Reproduce every record below exactly as written, but leave out any pictures.

-- Exercise material start --

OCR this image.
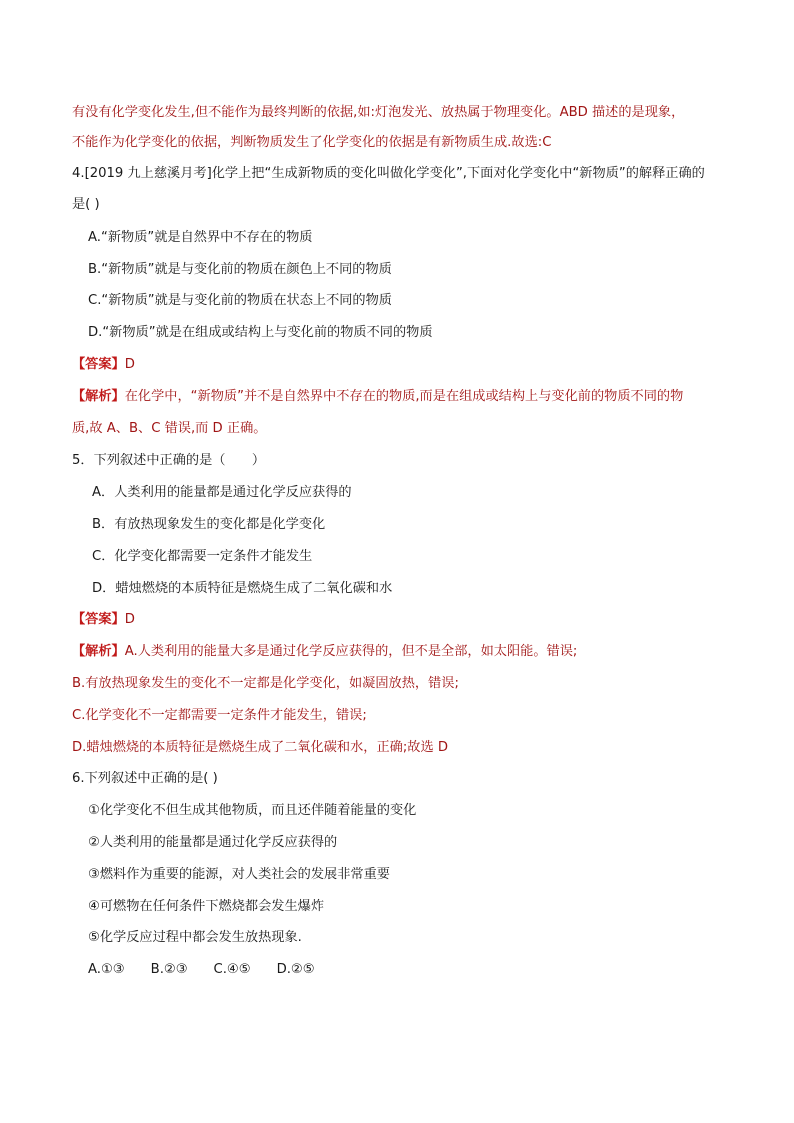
有没有化学变化发生,但不能作为最终判断的依据,如:灯泡发光、放热属于物理变化。ABD 描述的是现象，
不能作为化学变化的依据，判断物质发生了化学变化的依据是有新物质生成.故选:C
4.[2019 九上慈溪月考]化学上把“生成新物质的变化叫做化学变化”,下面对化学变化中“新物质”的解释正确的
是( )
A.“新物质”就是自然界中不存在的物质
B.“新物质”就是与变化前的物质在颜色上不同的物质
C.“新物质”就是与变化前的物质在状态上不同的物质
D.“新物质”就是在组成或结构上与变化前的物质不同的物质
【答案】D
【解析】在化学中，“新物质”并不是自然界中不存在的物质,而是在组成或结构上与变化前的物质不同的物
质,故 A、B、C 错误,而 D 正确。
5．下列叙述中正确的是（　　）
A．人类利用的能量都是通过化学反应获得的
B．有放热现象发生的变化都是化学变化
C．化学变化都需要一定条件才能发生
D．蜡烛燃烧的本质特征是燃烧生成了二氧化碳和水
【答案】D
【解析】A.人类利用的能量大多是通过化学反应获得的，但不是全部，如太阳能。错误;
B.有放热现象发生的变化不一定都是化学变化，如凝固放热，错误;
C.化学变化不一定都需要一定条件才能发生，错误;
D.蜡烛燃烧的本质特征是燃烧生成了二氧化碳和水，正确;故选 D
6.下列叙述中正确的是( )
①化学变化不但生成其他物质，而且还伴随着能量的变化
②人类利用的能量都是通过化学反应获得的
③燃料作为重要的能源，对人类社会的发展非常重要
④可燃物在任何条件下燃烧都会发生爆炸
⑤化学反应过程中都会发生放热现象.
A.①③ B.②③ C.④⑤ D.②⑤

-- Exercise material end --

Complete answer:
OCR this image.
有没有化学变化发生,但不能作为最终判断的依据,如:灯泡发光、放热属于物理变化。ABD 描述的是现象，
不能作为化学变化的依据，判断物质发生了化学变化的依据是有新物质生成.故选:C
4.[2019 九上慈溪月考]化学上把“生成新物质的变化叫做化学变化”,下面对化学变化中“新物质”的解释正确的
是( )
A.“新物质”就是自然界中不存在的物质
B.“新物质”就是与变化前的物质在颜色上不同的物质
C.“新物质”就是与变化前的物质在状态上不同的物质
D.“新物质”就是在组成或结构上与变化前的物质不同的物质
【答案】D
【解析】在化学中，“新物质”并不是自然界中不存在的物质,而是在组成或结构上与变化前的物质不同的物
质,故 A、B、C 错误,而 D 正确。
5．下列叙述中正确的是（　　）
A．人类利用的能量都是通过化学反应获得的
B．有放热现象发生的变化都是化学变化
C．化学变化都需要一定条件才能发生
D．蜡烛燃烧的本质特征是燃烧生成了二氧化碳和水
【答案】D
【解析】A.人类利用的能量大多是通过化学反应获得的，但不是全部，如太阳能。错误;
B.有放热现象发生的变化不一定都是化学变化，如凝固放热，错误;
C.化学变化不一定都需要一定条件才能发生，错误;
D.蜡烛燃烧的本质特征是燃烧生成了二氧化碳和水，正确;故选 D
6.下列叙述中正确的是( )
①化学变化不但生成其他物质，而且还伴随着能量的变化
②人类利用的能量都是通过化学反应获得的
③燃料作为重要的能源，对人类社会的发展非常重要
④可燃物在任何条件下燃烧都会发生爆炸
⑤化学反应过程中都会发生放热现象.
A.①③ B.②③ C.④⑤ D.②⑤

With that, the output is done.